● **Work to be completed**
Write out the whole of the material exactly.

── Records supplied ──

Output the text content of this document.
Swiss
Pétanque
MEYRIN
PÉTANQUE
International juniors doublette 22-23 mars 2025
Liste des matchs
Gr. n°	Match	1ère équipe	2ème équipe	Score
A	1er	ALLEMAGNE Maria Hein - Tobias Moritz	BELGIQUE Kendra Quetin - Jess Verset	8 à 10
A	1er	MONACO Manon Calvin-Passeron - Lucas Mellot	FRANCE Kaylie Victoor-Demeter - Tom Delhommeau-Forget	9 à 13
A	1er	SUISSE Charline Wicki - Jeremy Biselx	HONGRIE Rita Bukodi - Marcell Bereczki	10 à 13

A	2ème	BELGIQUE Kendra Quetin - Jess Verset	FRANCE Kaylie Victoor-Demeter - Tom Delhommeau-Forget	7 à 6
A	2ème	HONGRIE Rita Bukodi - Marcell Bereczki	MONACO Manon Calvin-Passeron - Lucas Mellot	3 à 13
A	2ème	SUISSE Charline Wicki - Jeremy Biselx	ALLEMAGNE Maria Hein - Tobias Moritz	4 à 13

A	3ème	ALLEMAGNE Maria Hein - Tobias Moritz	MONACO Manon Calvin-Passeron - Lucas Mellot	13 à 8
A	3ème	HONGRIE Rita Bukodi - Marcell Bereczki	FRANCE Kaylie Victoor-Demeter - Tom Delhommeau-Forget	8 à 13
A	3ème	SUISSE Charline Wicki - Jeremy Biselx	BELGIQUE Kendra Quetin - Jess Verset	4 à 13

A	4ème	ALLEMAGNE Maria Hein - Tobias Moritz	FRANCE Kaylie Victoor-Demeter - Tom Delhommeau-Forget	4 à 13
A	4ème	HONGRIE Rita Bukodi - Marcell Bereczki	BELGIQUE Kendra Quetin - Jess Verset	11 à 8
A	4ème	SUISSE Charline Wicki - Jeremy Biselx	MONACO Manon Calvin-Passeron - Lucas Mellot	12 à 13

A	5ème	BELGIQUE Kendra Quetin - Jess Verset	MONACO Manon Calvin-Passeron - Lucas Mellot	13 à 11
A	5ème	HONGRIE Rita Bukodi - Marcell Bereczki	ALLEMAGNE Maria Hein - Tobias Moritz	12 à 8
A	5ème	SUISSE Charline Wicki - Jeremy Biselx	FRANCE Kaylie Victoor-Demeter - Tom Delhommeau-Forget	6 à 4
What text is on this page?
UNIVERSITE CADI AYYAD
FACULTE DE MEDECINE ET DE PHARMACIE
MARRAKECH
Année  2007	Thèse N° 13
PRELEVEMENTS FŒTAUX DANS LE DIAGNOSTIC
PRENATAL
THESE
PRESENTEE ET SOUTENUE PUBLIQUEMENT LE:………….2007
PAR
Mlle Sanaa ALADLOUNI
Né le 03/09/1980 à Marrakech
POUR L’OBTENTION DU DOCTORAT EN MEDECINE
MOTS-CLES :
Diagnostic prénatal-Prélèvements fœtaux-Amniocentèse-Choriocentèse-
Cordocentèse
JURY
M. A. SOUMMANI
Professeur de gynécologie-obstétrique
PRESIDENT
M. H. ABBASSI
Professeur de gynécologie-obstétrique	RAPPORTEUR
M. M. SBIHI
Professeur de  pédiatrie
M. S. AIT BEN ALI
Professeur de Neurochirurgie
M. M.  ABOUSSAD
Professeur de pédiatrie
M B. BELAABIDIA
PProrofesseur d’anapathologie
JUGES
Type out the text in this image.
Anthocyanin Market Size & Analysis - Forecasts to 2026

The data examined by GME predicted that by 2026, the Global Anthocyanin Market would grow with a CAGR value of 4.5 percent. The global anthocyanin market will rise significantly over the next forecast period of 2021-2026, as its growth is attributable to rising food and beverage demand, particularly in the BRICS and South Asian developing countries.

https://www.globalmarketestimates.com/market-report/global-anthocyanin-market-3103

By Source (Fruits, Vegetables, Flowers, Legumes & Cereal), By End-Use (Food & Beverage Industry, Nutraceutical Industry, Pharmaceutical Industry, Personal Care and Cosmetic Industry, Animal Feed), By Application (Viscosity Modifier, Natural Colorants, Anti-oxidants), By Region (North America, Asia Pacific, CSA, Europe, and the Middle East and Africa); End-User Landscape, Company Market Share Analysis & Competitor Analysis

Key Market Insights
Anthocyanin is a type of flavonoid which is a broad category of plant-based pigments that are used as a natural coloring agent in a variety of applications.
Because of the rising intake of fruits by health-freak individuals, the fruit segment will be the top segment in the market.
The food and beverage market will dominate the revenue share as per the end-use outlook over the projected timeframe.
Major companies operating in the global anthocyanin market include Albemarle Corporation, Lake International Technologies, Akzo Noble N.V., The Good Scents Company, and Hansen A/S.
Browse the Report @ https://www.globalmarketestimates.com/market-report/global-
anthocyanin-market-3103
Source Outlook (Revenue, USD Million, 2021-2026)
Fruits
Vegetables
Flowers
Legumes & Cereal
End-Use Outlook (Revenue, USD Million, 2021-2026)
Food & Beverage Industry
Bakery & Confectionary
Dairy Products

───

● **Response**
Output the text content of this document.
Swiss
Pétanque
MEYRIN
PÉTANQUE
International juniors doublette 22-23 mars 2025
Liste des matchs
Gr. n°	Match	1ère équipe	2ème équipe	Score
A	1er	ALLEMAGNE Maria Hein - Tobias Moritz	BELGIQUE Kendra Quetin - Jess Verset	8 à 10
A	1er	MONACO Manon Calvin-Passeron - Lucas Mellot	FRANCE Kaylie Victoor-Demeter - Tom Delhommeau-Forget	9 à 13
A	1er	SUISSE Charline Wicki - Jeremy Biselx	HONGRIE Rita Bukodi - Marcell Bereczki	10 à 13

A	2ème	BELGIQUE Kendra Quetin - Jess Verset	FRANCE Kaylie Victoor-Demeter - Tom Delhommeau-Forget	7 à 6
A	2ème	HONGRIE Rita Bukodi - Marcell Bereczki	MONACO Manon Calvin-Passeron - Lucas Mellot	3 à 13
A	2ème	SUISSE Charline Wicki - Jeremy Biselx	ALLEMAGNE Maria Hein - Tobias Moritz	4 à 13

A	3ème	ALLEMAGNE Maria Hein - Tobias Moritz	MONACO Manon Calvin-Passeron - Lucas Mellot	13 à 8
A	3ème	HONGRIE Rita Bukodi - Marcell Bereczki	FRANCE Kaylie Victoor-Demeter - Tom Delhommeau-Forget	8 à 13
A	3ème	SUISSE Charline Wicki - Jeremy Biselx	BELGIQUE Kendra Quetin - Jess Verset	4 à 13

A	4ème	ALLEMAGNE Maria Hein - Tobias Moritz	FRANCE Kaylie Victoor-Demeter - Tom Delhommeau-Forget	4 à 13
A	4ème	HONGRIE Rita Bukodi - Marcell Bereczki	BELGIQUE Kendra Quetin - Jess Verset	11 à 8
A	4ème	SUISSE Charline Wicki - Jeremy Biselx	MONACO Manon Calvin-Passeron - Lucas Mellot	12 à 13

A	5ème	BELGIQUE Kendra Quetin - Jess Verset	MONACO Manon Calvin-Passeron - Lucas Mellot	13 à 11
A	5ème	HONGRIE Rita Bukodi - Marcell Bereczki	ALLEMAGNE Maria Hein - Tobias Moritz	12 à 8
A	5ème	SUISSE Charline Wicki - Jeremy Biselx	FRANCE Kaylie Victoor-Demeter - Tom Delhommeau-Forget	6 à 4
What text is on this page?
UNIVERSITE CADI AYYAD
FACULTE DE MEDECINE ET DE PHARMACIE
MARRAKECH
Année  2007	Thèse N° 13
PRELEVEMENTS FŒTAUX DANS LE DIAGNOSTIC
PRENATAL
THESE
PRESENTEE ET SOUTENUE PUBLIQUEMENT LE:………….2007
PAR
Mlle Sanaa ALADLOUNI
Né le 03/09/1980 à Marrakech
POUR L’OBTENTION DU DOCTORAT EN MEDECINE
MOTS-CLES :
Diagnostic prénatal-Prélèvements fœtaux-Amniocentèse-Choriocentèse-
Cordocentèse
JURY
M. A. SOUMMANI
Professeur de gynécologie-obstétrique
PRESIDENT
M. H. ABBASSI
Professeur de gynécologie-obstétrique	RAPPORTEUR
M. M. SBIHI
Professeur de  pédiatrie
M. S. AIT BEN ALI
Professeur de Neurochirurgie
M. M.  ABOUSSAD
Professeur de pédiatrie
M B. BELAABIDIA
PProrofesseur d’anapathologie
JUGES
Type out the text in this image.
Anthocyanin Market Size & Analysis - Forecasts to 2026

The data examined by GME predicted that by 2026, the Global Anthocyanin Market would grow with a CAGR value of 4.5 percent. The global anthocyanin market will rise significantly over the next forecast period of 2021-2026, as its growth is attributable to rising food and beverage demand, particularly in the BRICS and South Asian developing countries.

https://www.globalmarketestimates.com/market-report/global-anthocyanin-market-3103

By Source (Fruits, Vegetables, Flowers, Legumes & Cereal), By End-Use (Food & Beverage Industry, Nutraceutical Industry, Pharmaceutical Industry, Personal Care and Cosmetic Industry, Animal Feed), By Application (Viscosity Modifier, Natural Colorants, Anti-oxidants), By Region (North America, Asia Pacific, CSA, Europe, and the Middle East and Africa); End-User Landscape, Company Market Share Analysis & Competitor Analysis

Key Market Insights
Anthocyanin is a type of flavonoid which is a broad category of plant-based pigments that are used as a natural coloring agent in a variety of applications.
Because of the rising intake of fruits by health-freak individuals, the fruit segment will be the top segment in the market.
The food and beverage market will dominate the revenue share as per the end-use outlook over the projected timeframe.
Major companies operating in the global anthocyanin market include Albemarle Corporation, Lake International Technologies, Akzo Noble N.V., The Good Scents Company, and Hansen A/S.
Browse the Report @ https://www.globalmarketestimates.com/market-report/global-
anthocyanin-market-3103
Source Outlook (Revenue, USD Million, 2021-2026)
Fruits
Vegetables
Flowers
Legumes & Cereal
End-Use Outlook (Revenue, USD Million, 2021-2026)
Food & Beverage Industry
Bakery & Confectionary
Dairy Products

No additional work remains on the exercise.